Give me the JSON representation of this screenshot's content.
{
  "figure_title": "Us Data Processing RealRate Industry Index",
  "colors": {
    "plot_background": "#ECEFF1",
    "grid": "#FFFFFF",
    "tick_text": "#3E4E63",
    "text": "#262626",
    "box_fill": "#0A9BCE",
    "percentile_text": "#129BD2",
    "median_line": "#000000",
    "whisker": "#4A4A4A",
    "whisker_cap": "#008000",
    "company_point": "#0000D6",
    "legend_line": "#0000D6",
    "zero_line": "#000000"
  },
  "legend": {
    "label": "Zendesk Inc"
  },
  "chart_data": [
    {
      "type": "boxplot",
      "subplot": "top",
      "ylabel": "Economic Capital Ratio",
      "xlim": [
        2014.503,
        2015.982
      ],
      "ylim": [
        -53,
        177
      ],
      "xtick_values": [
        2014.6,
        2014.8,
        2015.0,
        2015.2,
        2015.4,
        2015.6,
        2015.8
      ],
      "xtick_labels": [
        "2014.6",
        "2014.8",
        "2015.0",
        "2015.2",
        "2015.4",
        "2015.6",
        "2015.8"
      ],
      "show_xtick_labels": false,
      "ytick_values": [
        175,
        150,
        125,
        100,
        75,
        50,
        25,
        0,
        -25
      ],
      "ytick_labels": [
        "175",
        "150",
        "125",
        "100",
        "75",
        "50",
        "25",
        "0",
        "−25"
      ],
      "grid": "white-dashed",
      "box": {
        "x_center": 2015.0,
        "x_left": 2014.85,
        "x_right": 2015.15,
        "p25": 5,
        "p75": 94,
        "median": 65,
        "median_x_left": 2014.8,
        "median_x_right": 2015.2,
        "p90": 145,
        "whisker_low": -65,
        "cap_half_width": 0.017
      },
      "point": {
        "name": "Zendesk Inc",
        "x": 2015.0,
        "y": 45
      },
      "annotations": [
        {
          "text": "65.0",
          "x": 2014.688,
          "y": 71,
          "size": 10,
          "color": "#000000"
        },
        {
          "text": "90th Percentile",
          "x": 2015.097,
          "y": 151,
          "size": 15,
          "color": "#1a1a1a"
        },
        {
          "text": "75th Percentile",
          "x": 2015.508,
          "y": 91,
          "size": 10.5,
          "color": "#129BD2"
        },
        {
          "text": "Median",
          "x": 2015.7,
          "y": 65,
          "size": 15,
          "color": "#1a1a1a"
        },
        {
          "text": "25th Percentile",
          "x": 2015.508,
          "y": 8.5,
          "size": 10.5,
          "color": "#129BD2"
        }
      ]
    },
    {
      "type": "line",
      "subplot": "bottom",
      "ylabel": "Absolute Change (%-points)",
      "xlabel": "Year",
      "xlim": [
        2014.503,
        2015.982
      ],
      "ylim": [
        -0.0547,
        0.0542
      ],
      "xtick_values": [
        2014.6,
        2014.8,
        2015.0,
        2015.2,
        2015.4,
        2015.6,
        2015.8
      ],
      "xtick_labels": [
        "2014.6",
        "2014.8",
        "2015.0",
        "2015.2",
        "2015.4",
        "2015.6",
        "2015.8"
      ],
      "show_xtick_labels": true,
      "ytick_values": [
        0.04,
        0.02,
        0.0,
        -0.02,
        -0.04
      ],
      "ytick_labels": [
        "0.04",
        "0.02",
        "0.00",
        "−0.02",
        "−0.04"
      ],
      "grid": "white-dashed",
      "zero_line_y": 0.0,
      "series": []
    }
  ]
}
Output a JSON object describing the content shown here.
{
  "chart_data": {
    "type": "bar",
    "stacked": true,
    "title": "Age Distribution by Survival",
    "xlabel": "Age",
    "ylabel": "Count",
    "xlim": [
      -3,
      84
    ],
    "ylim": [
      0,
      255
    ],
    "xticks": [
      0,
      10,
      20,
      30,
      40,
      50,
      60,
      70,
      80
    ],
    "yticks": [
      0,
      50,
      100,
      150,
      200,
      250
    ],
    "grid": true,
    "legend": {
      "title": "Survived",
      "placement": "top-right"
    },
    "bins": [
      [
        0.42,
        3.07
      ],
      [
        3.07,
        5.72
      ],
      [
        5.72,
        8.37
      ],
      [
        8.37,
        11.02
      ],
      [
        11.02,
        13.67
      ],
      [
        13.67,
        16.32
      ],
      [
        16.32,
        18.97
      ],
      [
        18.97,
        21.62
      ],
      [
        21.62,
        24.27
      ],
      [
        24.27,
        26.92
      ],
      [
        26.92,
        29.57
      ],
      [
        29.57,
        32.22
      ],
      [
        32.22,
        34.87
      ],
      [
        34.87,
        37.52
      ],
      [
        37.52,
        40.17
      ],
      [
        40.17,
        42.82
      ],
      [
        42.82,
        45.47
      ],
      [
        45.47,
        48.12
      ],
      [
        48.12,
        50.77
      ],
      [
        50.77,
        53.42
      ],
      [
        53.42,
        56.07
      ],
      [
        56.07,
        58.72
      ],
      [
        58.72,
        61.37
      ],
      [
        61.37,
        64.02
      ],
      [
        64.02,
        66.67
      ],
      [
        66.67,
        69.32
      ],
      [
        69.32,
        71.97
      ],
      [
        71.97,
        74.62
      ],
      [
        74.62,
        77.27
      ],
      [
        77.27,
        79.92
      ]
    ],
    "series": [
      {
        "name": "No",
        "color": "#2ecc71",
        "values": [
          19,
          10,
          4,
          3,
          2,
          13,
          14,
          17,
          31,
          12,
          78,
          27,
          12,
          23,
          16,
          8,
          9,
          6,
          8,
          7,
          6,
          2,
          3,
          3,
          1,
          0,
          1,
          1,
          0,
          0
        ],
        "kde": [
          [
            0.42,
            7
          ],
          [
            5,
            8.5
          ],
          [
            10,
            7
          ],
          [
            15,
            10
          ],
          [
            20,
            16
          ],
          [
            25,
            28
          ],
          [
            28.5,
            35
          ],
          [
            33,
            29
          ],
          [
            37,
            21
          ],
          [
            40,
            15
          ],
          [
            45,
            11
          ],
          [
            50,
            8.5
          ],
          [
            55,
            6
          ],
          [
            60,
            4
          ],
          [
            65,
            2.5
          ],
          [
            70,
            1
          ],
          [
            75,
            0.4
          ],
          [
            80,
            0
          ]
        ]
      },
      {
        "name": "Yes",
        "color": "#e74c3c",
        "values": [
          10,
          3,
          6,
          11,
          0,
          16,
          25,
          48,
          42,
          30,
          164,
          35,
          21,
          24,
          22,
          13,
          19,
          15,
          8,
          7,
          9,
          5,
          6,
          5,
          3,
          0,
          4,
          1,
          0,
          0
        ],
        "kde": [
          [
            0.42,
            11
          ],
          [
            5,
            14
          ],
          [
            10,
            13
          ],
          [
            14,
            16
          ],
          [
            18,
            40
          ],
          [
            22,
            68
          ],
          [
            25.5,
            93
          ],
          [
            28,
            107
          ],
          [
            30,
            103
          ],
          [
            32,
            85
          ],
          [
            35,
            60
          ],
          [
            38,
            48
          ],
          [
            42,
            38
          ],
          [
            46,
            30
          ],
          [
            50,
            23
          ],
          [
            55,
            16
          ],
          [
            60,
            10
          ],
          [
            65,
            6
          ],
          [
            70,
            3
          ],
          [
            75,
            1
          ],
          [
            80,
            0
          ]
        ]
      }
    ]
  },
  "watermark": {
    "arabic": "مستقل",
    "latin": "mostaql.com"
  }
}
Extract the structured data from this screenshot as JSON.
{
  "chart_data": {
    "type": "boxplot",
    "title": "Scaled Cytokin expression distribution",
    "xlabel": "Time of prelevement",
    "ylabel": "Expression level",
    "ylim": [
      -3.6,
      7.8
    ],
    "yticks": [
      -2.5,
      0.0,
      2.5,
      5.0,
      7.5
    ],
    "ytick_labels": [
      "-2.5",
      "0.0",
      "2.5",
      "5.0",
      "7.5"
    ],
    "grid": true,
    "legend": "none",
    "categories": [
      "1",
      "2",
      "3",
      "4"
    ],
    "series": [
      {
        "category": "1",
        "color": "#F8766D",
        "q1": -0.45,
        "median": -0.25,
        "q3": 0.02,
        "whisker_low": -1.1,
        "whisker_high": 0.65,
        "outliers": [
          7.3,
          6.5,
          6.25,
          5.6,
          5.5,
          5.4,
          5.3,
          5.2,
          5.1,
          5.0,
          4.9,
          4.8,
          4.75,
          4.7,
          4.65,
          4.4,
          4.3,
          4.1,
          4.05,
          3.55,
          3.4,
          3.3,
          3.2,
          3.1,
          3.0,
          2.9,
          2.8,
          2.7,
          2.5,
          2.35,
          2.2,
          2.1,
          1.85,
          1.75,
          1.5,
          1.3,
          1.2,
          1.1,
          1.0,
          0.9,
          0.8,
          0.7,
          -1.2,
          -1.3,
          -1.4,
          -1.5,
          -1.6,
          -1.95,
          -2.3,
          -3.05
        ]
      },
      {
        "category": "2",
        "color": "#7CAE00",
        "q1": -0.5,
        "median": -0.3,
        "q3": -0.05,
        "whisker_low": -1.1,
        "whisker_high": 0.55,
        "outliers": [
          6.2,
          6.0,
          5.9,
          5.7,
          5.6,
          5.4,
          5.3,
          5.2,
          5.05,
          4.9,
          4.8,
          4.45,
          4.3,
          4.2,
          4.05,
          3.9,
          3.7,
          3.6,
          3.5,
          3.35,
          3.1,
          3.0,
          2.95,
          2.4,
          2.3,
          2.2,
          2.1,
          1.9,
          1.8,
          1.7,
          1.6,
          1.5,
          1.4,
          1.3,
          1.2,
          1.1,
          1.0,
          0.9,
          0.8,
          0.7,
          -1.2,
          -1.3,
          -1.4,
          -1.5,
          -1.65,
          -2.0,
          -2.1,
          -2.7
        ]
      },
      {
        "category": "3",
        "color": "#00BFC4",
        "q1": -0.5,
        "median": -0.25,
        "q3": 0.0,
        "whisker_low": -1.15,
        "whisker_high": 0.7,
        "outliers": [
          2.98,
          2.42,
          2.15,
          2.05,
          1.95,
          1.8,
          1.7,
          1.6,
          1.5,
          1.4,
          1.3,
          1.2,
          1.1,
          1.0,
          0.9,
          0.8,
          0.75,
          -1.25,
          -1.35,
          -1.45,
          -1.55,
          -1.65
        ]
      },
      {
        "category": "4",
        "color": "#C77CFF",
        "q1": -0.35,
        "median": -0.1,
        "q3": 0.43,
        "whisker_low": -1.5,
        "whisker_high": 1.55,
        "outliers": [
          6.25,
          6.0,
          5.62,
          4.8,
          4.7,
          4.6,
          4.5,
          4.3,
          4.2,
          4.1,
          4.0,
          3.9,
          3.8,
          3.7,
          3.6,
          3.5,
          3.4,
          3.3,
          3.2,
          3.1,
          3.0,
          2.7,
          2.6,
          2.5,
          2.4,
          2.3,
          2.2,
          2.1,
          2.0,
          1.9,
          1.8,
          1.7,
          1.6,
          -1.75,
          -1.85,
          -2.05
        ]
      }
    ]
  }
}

Task goal: Copy every line of the listing where the word "this" appears.

Exercise output:
Give me the JSON representation of this screenshot's content.
Extract the structured data from this screenshot as JSON.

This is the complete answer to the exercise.